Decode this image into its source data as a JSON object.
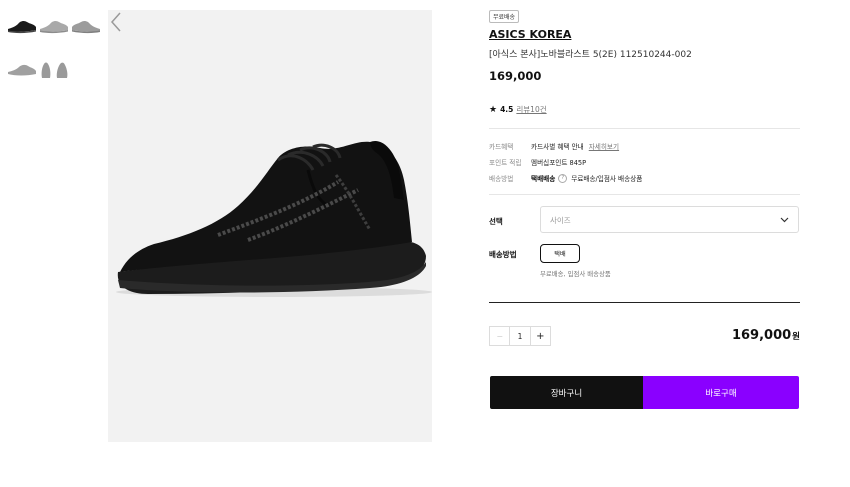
{
  "gallery": {
    "thumbnails": [
      {
        "name": "black side view",
        "color": "#1a1a1a"
      },
      {
        "name": "grey side view",
        "color": "#a9a9a9"
      },
      {
        "name": "grey side view alt",
        "color": "#9c9c9c"
      },
      {
        "name": "grey lateral view",
        "color": "#a0a0a0"
      },
      {
        "name": "grey heel view",
        "color": "#9a9a9a"
      },
      {
        "name": "grey front view",
        "color": "#9a9a9a"
      }
    ],
    "background_color": "#f2f2f2"
  },
  "product": {
    "badge": "무료배송",
    "brand": "ASICS KOREA",
    "name": "[아식스 본사]노바블라스트 5(2E) 112510244-002",
    "price": "169,000",
    "rating": {
      "star": "★",
      "score": "4.5",
      "reviews": "리뷰10건"
    }
  },
  "info": {
    "card": {
      "label": "카드혜택",
      "value": "카드사별 혜택 안내",
      "link": "자세히보기"
    },
    "points": {
      "label": "포인트 적립",
      "value": "멤버십포인트 845P"
    },
    "shipping": {
      "label": "배송방법",
      "value_bold": "택배배송",
      "help": "?",
      "value": "무료배송/입점사 배송상품"
    }
  },
  "options": {
    "select_label": "선택",
    "select_placeholder": "사이즈",
    "shipping_label": "배송방법",
    "shipping_option": "택배",
    "shipping_note": "무료배송, 입점사 배송상품"
  },
  "purchase": {
    "qty_minus": "−",
    "qty_value": "1",
    "qty_plus": "+",
    "total_price": "169,000",
    "total_unit": "원",
    "cart_label": "장바구니",
    "buy_label": "바로구매"
  },
  "colors": {
    "buy_button": "#8a00ff",
    "cart_button": "#111111"
  }
}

INSTRUCTIONS FOR THE TASK — Transcribe all of the records above character for character. Exclude the pictures.

OUTPUT OF THE EXERCISE —
Decode this image into its source data as a JSON object.
{
  "gallery": {
    "thumbnails": [
      {
        "name": "black side view",
        "color": "#1a1a1a"
      },
      {
        "name": "grey side view",
        "color": "#a9a9a9"
      },
      {
        "name": "grey side view alt",
        "color": "#9c9c9c"
      },
      {
        "name": "grey lateral view",
        "color": "#a0a0a0"
      },
      {
        "name": "grey heel view",
        "color": "#9a9a9a"
      },
      {
        "name": "grey front view",
        "color": "#9a9a9a"
      }
    ],
    "background_color": "#f2f2f2"
  },
  "product": {
    "badge": "무료배송",
    "brand": "ASICS KOREA",
    "name": "[아식스 본사]노바블라스트 5(2E) 112510244-002",
    "price": "169,000",
    "rating": {
      "star": "★",
      "score": "4.5",
      "reviews": "리뷰10건"
    }
  },
  "info": {
    "card": {
      "label": "카드혜택",
      "value": "카드사별 혜택 안내",
      "link": "자세히보기"
    },
    "points": {
      "label": "포인트 적립",
      "value": "멤버십포인트 845P"
    },
    "shipping": {
      "label": "배송방법",
      "value_bold": "택배배송",
      "help": "?",
      "value": "무료배송/입점사 배송상품"
    }
  },
  "options": {
    "select_label": "선택",
    "select_placeholder": "사이즈",
    "shipping_label": "배송방법",
    "shipping_option": "택배",
    "shipping_note": "무료배송, 입점사 배송상품"
  },
  "purchase": {
    "qty_minus": "−",
    "qty_value": "1",
    "qty_plus": "+",
    "total_price": "169,000",
    "total_unit": "원",
    "cart_label": "장바구니",
    "buy_label": "바로구매"
  },
  "colors": {
    "buy_button": "#8a00ff",
    "cart_button": "#111111"
  }
}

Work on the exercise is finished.